Required work:
Every entry needs to be reproduced exactly.

Given information:
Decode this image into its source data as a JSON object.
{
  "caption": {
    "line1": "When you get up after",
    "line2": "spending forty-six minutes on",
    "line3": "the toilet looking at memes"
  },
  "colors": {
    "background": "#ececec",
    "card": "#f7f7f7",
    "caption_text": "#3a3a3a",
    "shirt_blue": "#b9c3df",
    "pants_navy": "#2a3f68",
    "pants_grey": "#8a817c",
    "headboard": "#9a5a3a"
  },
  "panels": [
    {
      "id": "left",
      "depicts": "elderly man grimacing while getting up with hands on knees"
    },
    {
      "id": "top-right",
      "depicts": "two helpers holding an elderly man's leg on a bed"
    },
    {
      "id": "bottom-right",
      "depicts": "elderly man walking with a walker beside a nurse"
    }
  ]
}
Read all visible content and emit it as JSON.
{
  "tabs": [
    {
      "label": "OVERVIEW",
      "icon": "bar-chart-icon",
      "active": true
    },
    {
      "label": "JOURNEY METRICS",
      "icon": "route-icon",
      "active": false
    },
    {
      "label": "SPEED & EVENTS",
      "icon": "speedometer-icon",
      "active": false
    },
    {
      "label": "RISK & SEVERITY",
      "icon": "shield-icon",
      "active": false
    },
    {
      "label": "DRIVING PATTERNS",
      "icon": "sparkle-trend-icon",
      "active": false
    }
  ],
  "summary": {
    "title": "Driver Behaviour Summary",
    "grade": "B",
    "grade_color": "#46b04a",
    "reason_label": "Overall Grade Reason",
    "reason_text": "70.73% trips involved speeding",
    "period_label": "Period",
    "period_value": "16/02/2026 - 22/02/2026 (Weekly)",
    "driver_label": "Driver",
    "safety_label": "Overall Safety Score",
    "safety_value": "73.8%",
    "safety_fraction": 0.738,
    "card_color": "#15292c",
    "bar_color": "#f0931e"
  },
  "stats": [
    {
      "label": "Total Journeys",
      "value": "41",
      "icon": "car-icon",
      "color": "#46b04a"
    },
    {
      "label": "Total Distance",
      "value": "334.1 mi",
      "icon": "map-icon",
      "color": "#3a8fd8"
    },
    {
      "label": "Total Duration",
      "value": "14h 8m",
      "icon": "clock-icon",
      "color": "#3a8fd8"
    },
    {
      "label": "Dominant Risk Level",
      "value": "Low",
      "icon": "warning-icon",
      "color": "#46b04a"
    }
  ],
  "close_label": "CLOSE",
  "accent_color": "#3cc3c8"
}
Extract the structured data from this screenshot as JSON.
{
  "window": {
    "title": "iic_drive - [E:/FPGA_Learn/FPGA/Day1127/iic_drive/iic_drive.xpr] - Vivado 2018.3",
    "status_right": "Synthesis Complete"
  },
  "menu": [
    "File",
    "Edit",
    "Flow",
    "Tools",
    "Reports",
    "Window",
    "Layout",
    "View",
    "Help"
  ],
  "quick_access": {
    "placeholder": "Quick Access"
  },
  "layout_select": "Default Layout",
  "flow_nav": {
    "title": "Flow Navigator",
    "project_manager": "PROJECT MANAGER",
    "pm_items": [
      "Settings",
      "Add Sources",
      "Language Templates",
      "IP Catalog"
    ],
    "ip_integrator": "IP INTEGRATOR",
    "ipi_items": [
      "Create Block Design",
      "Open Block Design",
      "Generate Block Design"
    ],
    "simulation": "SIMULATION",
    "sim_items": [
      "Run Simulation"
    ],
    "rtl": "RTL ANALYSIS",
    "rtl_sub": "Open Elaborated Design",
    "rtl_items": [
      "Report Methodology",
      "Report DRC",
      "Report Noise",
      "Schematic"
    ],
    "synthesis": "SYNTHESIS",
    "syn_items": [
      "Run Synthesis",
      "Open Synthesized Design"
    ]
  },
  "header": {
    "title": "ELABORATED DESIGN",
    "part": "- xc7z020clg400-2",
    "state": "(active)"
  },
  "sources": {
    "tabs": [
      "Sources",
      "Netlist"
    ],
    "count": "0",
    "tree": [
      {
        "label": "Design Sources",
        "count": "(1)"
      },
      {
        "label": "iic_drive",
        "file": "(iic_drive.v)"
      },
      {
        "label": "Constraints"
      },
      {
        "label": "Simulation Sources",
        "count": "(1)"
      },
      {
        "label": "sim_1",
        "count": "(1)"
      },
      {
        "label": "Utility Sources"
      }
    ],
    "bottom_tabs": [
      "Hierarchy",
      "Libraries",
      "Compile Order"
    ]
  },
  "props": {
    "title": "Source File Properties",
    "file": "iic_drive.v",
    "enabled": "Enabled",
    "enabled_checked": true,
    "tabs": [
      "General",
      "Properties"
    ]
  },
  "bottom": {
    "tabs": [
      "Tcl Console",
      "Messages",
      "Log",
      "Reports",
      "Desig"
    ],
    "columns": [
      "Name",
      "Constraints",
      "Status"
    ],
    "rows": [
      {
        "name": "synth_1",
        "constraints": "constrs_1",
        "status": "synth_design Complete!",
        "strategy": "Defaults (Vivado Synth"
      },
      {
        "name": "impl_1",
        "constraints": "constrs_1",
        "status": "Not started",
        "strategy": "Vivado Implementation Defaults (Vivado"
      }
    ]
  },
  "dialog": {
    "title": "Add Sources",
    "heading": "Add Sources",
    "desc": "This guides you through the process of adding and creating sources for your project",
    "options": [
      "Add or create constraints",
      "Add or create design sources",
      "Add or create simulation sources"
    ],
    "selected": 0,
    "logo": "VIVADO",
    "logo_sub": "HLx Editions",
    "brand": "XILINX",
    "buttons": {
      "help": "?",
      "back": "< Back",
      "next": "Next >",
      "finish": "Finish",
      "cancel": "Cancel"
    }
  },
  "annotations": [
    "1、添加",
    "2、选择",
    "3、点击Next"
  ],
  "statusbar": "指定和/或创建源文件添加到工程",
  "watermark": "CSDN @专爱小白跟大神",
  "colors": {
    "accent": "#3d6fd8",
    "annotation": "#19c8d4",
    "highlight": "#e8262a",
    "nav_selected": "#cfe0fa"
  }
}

Response:
Decode this image into its source data as a JSON object.
{
  "caption": {
    "line1": "When you get up after",
    "line2": "spending forty-six minutes on",
    "line3": "the toilet looking at memes"
  },
  "colors": {
    "background": "#ececec",
    "card": "#f7f7f7",
    "caption_text": "#3a3a3a",
    "shirt_blue": "#b9c3df",
    "pants_navy": "#2a3f68",
    "pants_grey": "#8a817c",
    "headboard": "#9a5a3a"
  },
  "panels": [
    {
      "id": "left",
      "depicts": "elderly man grimacing while getting up with hands on knees"
    },
    {
      "id": "top-right",
      "depicts": "two helpers holding an elderly man's leg on a bed"
    },
    {
      "id": "bottom-right",
      "depicts": "elderly man walking with a walker beside a nurse"
    }
  ]
}
Read all visible content and emit it as JSON.
{
  "tabs": [
    {
      "label": "OVERVIEW",
      "icon": "bar-chart-icon",
      "active": true
    },
    {
      "label": "JOURNEY METRICS",
      "icon": "route-icon",
      "active": false
    },
    {
      "label": "SPEED & EVENTS",
      "icon": "speedometer-icon",
      "active": false
    },
    {
      "label": "RISK & SEVERITY",
      "icon": "shield-icon",
      "active": false
    },
    {
      "label": "DRIVING PATTERNS",
      "icon": "sparkle-trend-icon",
      "active": false
    }
  ],
  "summary": {
    "title": "Driver Behaviour Summary",
    "grade": "B",
    "grade_color": "#46b04a",
    "reason_label": "Overall Grade Reason",
    "reason_text": "70.73% trips involved speeding",
    "period_label": "Period",
    "period_value": "16/02/2026 - 22/02/2026 (Weekly)",
    "driver_label": "Driver",
    "safety_label": "Overall Safety Score",
    "safety_value": "73.8%",
    "safety_fraction": 0.738,
    "card_color": "#15292c",
    "bar_color": "#f0931e"
  },
  "stats": [
    {
      "label": "Total Journeys",
      "value": "41",
      "icon": "car-icon",
      "color": "#46b04a"
    },
    {
      "label": "Total Distance",
      "value": "334.1 mi",
      "icon": "map-icon",
      "color": "#3a8fd8"
    },
    {
      "label": "Total Duration",
      "value": "14h 8m",
      "icon": "clock-icon",
      "color": "#3a8fd8"
    },
    {
      "label": "Dominant Risk Level",
      "value": "Low",
      "icon": "warning-icon",
      "color": "#46b04a"
    }
  ],
  "close_label": "CLOSE",
  "accent_color": "#3cc3c8"
}
Extract the structured data from this screenshot as JSON.
{
  "window": {
    "title": "iic_drive - [E:/FPGA_Learn/FPGA/Day1127/iic_drive/iic_drive.xpr] - Vivado 2018.3",
    "status_right": "Synthesis Complete"
  },
  "menu": [
    "File",
    "Edit",
    "Flow",
    "Tools",
    "Reports",
    "Window",
    "Layout",
    "View",
    "Help"
  ],
  "quick_access": {
    "placeholder": "Quick Access"
  },
  "layout_select": "Default Layout",
  "flow_nav": {
    "title": "Flow Navigator",
    "project_manager": "PROJECT MANAGER",
    "pm_items": [
      "Settings",
      "Add Sources",
      "Language Templates",
      "IP Catalog"
    ],
    "ip_integrator": "IP INTEGRATOR",
    "ipi_items": [
      "Create Block Design",
      "Open Block Design",
      "Generate Block Design"
    ],
    "simulation": "SIMULATION",
    "sim_items": [
      "Run Simulation"
    ],
    "rtl": "RTL ANALYSIS",
    "rtl_sub": "Open Elaborated Design",
    "rtl_items": [
      "Report Methodology",
      "Report DRC",
      "Report Noise",
      "Schematic"
    ],
    "synthesis": "SYNTHESIS",
    "syn_items": [
      "Run Synthesis",
      "Open Synthesized Design"
    ]
  },
  "header": {
    "title": "ELABORATED DESIGN",
    "part": "- xc7z020clg400-2",
    "state": "(active)"
  },
  "sources": {
    "tabs": [
      "Sources",
      "Netlist"
    ],
    "count": "0",
    "tree": [
      {
        "label": "Design Sources",
        "count": "(1)"
      },
      {
        "label": "iic_drive",
        "file": "(iic_drive.v)"
      },
      {
        "label": "Constraints"
      },
      {
        "label": "Simulation Sources",
        "count": "(1)"
      },
      {
        "label": "sim_1",
        "count": "(1)"
      },
      {
        "label": "Utility Sources"
      }
    ],
    "bottom_tabs": [
      "Hierarchy",
      "Libraries",
      "Compile Order"
    ]
  },
  "props": {
    "title": "Source File Properties",
    "file": "iic_drive.v",
    "enabled": "Enabled",
    "enabled_checked": true,
    "tabs": [
      "General",
      "Properties"
    ]
  },
  "bottom": {
    "tabs": [
      "Tcl Console",
      "Messages",
      "Log",
      "Reports",
      "Desig"
    ],
    "columns": [
      "Name",
      "Constraints",
      "Status"
    ],
    "rows": [
      {
        "name": "synth_1",
        "constraints": "constrs_1",
        "status": "synth_design Complete!",
        "strategy": "Defaults (Vivado Synth"
      },
      {
        "name": "impl_1",
        "constraints": "constrs_1",
        "status": "Not started",
        "strategy": "Vivado Implementation Defaults (Vivado"
      }
    ]
  },
  "dialog": {
    "title": "Add Sources",
    "heading": "Add Sources",
    "desc": "This guides you through the process of adding and creating sources for your project",
    "options": [
      "Add or create constraints",
      "Add or create design sources",
      "Add or create simulation sources"
    ],
    "selected": 0,
    "logo": "VIVADO",
    "logo_sub": "HLx Editions",
    "brand": "XILINX",
    "buttons": {
      "help": "?",
      "back": "< Back",
      "next": "Next >",
      "finish": "Finish",
      "cancel": "Cancel"
    }
  },
  "annotations": [
    "1、添加",
    "2、选择",
    "3、点击Next"
  ],
  "statusbar": "指定和/或创建源文件添加到工程",
  "watermark": "CSDN @专爱小白跟大神",
  "colors": {
    "accent": "#3d6fd8",
    "annotation": "#19c8d4",
    "highlight": "#e8262a",
    "nav_selected": "#cfe0fa"
  }
}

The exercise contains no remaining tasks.